(Source data)
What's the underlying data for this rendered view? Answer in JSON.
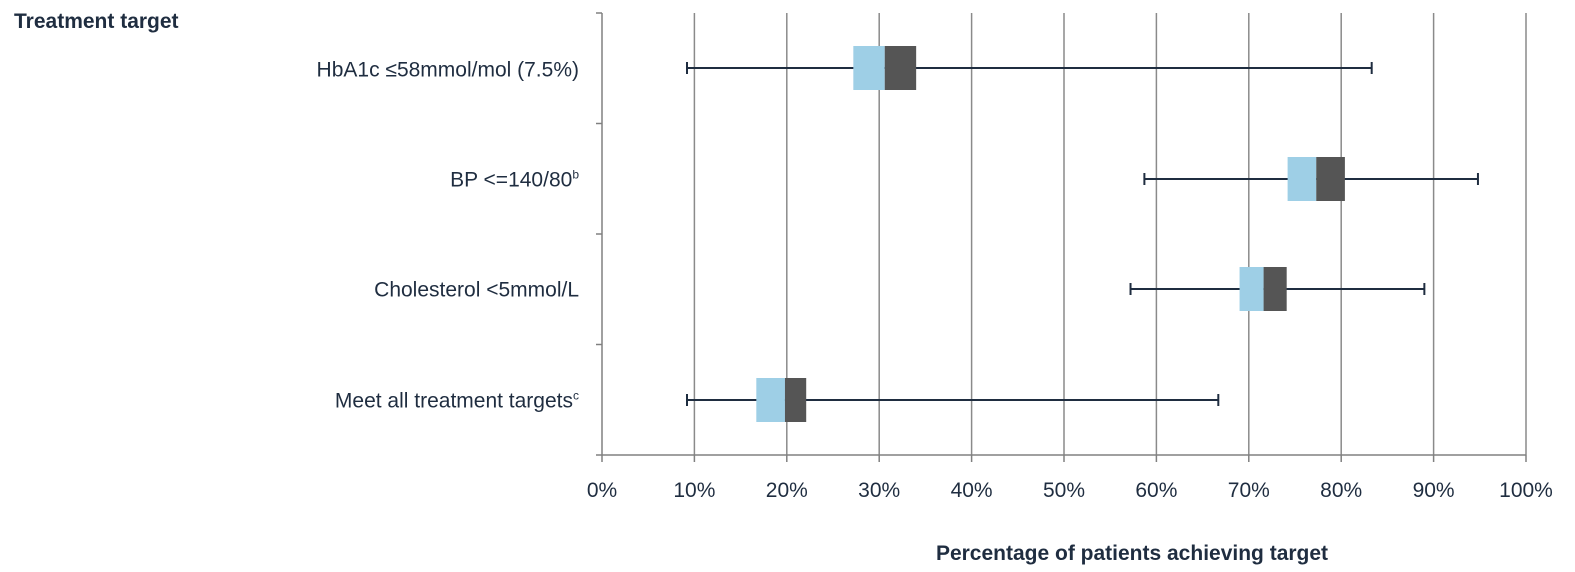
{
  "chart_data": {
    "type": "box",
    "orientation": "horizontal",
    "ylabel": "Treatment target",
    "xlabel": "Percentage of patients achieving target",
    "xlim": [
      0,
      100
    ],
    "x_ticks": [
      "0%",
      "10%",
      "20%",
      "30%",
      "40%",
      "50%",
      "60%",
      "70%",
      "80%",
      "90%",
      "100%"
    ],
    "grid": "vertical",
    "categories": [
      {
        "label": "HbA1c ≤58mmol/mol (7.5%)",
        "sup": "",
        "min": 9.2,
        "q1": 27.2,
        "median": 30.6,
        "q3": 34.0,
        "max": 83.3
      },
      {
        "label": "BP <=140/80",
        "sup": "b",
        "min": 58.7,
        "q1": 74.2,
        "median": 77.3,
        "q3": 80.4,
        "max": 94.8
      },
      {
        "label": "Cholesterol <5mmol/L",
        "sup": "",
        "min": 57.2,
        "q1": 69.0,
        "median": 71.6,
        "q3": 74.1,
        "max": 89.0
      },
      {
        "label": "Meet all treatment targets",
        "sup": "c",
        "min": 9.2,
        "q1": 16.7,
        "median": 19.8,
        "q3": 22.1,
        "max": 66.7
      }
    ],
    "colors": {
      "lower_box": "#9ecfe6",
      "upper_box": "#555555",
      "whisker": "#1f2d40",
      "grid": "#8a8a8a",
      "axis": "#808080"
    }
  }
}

---

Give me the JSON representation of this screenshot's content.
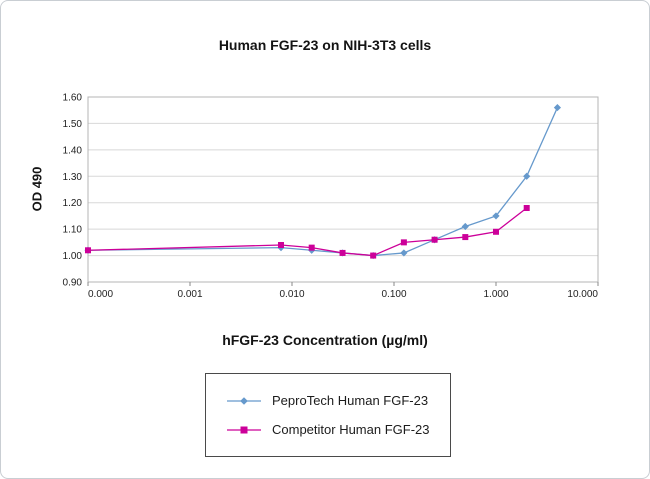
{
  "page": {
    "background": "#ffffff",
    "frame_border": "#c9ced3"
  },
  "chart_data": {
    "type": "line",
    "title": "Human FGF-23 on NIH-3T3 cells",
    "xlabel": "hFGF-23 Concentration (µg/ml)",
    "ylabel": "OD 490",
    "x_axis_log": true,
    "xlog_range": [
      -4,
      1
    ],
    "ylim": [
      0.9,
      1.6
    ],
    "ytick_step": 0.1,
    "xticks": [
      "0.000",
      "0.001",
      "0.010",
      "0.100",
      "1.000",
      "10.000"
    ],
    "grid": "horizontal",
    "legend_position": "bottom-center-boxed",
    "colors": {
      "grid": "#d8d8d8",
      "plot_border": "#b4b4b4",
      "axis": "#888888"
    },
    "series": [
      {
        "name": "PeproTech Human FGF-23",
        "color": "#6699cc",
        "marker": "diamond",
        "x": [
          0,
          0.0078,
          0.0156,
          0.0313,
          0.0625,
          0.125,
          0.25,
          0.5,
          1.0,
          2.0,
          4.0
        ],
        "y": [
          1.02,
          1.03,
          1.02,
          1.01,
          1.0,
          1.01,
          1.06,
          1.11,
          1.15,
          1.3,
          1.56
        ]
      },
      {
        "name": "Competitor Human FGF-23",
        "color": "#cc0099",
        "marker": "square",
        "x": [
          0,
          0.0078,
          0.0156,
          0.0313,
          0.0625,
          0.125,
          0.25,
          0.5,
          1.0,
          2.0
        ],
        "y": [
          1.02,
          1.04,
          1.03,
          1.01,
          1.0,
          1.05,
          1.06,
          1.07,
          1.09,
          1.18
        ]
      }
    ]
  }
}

→ **Task prompt**
Give the number of lines above that contain "xlabel", and nothing more.

→ **Expected output**
2